[START OF Data excerpts]

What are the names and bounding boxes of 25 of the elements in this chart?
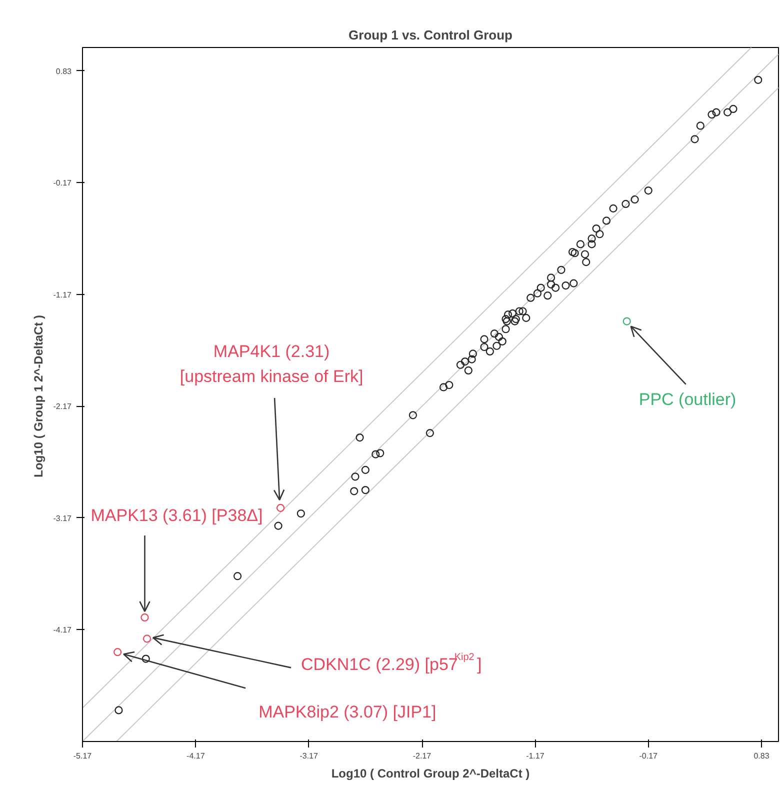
y-tick-label: -3.17 [53, 514, 72, 523]
x-tick-label: -1.17 [526, 752, 545, 760]
point [622, 317, 631, 326]
point [140, 613, 149, 622]
annotation: MAPK8ip2 (3.07) [JIP1] [258, 702, 436, 722]
y-tick-label: -4.17 [53, 626, 72, 635]
y-tick-label: -0.17 [53, 178, 72, 188]
x-axis-title: Log10 ( Control Group 2^-DeltaCt ) [331, 766, 530, 780]
x-tick-label: -3.17 [300, 752, 319, 760]
x-tick-label: -2.17 [412, 752, 432, 760]
x-tick-label: -4.17 [186, 752, 206, 760]
annotation: MAPK13 (3.61) [P38Δ] [90, 506, 263, 525]
chart-title: Group 1 vs. Control Group [348, 28, 513, 42]
point [142, 634, 152, 643]
y-tick-label: -1.17 [53, 290, 72, 300]
x-tick-label: -0.17 [639, 752, 658, 760]
point [114, 648, 122, 656]
annotation: PPC (outlier) [638, 390, 736, 409]
y-axis-title: Log10 ( Group 1 2^-DeltaCt ) [31, 314, 46, 478]
y-tick-label: 0.83 [56, 66, 72, 76]
annotation: MAP4K1 (2.31) [upstream kinase of Erk] [180, 342, 364, 386]
x-tick-label: 0.83 [754, 752, 770, 760]
y-tick-label: -2.17 [53, 402, 72, 412]
x-tick-label: -5.17 [73, 752, 92, 760]
point [276, 504, 285, 512]
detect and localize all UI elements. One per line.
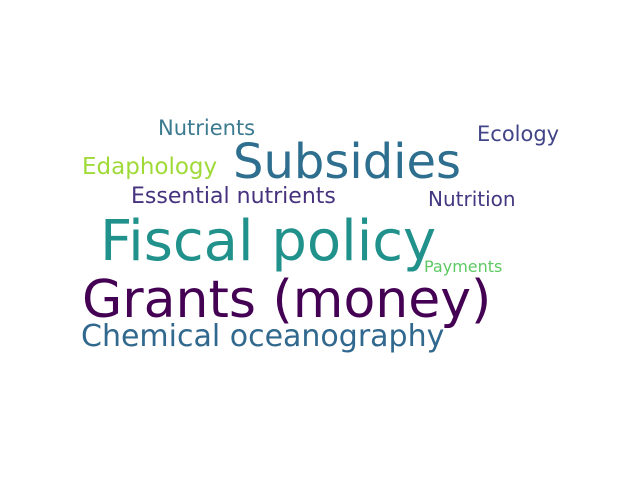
word-edaphology: Edaphology (82, 154, 218, 180)
word-nutrients: Nutrients (158, 116, 256, 140)
word-fiscal-policy: Fiscal policy (100, 209, 437, 274)
word-ecology: Ecology (477, 122, 560, 146)
word-essential-nutrients: Essential nutrients (131, 184, 336, 209)
word-subsidies: Subsidies (233, 134, 462, 190)
word-nutrition: Nutrition (428, 187, 516, 211)
word-payments: Payments (424, 257, 503, 276)
word-grants-money: Grants (money) (82, 270, 492, 330)
word-chemical-oceanography: Chemical oceanography (81, 319, 445, 354)
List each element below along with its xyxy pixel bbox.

[END OF Data excerpts]

> _What you need to do_:
Could you extract every line of the items above word for word, leaving out the pictures?

> _Final result_:
What are the names and bounding boxes of 25 of the elements in this chart?
y-tick-label: -3.17 [53, 514, 72, 523]
x-tick-label: -1.17 [526, 752, 545, 760]
point [622, 317, 631, 326]
point [140, 613, 149, 622]
annotation: MAPK8ip2 (3.07) [JIP1] [258, 702, 436, 722]
y-tick-label: -4.17 [53, 626, 72, 635]
y-tick-label: -0.17 [53, 178, 72, 188]
x-axis-title: Log10 ( Control Group 2^-DeltaCt ) [331, 766, 530, 780]
x-tick-label: -3.17 [300, 752, 319, 760]
x-tick-label: -2.17 [412, 752, 432, 760]
x-tick-label: -4.17 [186, 752, 206, 760]
annotation: MAPK13 (3.61) [P38Δ] [90, 506, 263, 525]
chart-title: Group 1 vs. Control Group [348, 28, 513, 42]
point [142, 634, 152, 643]
y-tick-label: -1.17 [53, 290, 72, 300]
x-tick-label: -0.17 [639, 752, 658, 760]
point [114, 648, 122, 656]
annotation: PPC (outlier) [638, 390, 736, 409]
y-axis-title: Log10 ( Group 1 2^-DeltaCt ) [31, 314, 46, 478]
y-tick-label: 0.83 [56, 66, 72, 76]
annotation: MAP4K1 (2.31) [upstream kinase of Erk] [180, 342, 364, 386]
x-tick-label: 0.83 [754, 752, 770, 760]
y-tick-label: -2.17 [53, 402, 72, 412]
x-tick-label: -5.17 [73, 752, 92, 760]
point [276, 504, 285, 512]
detect and localize all UI elements. One per line.
word-edaphology: Edaphology (82, 154, 218, 180)
word-nutrients: Nutrients (158, 116, 256, 140)
word-fiscal-policy: Fiscal policy (100, 209, 437, 274)
word-ecology: Ecology (477, 122, 560, 146)
word-essential-nutrients: Essential nutrients (131, 184, 336, 209)
word-subsidies: Subsidies (233, 134, 462, 190)
word-nutrition: Nutrition (428, 187, 516, 211)
word-payments: Payments (424, 257, 503, 276)
word-grants-money: Grants (money) (82, 270, 492, 330)
word-chemical-oceanography: Chemical oceanography (81, 319, 445, 354)
List each element below along with its xyxy pixel bbox.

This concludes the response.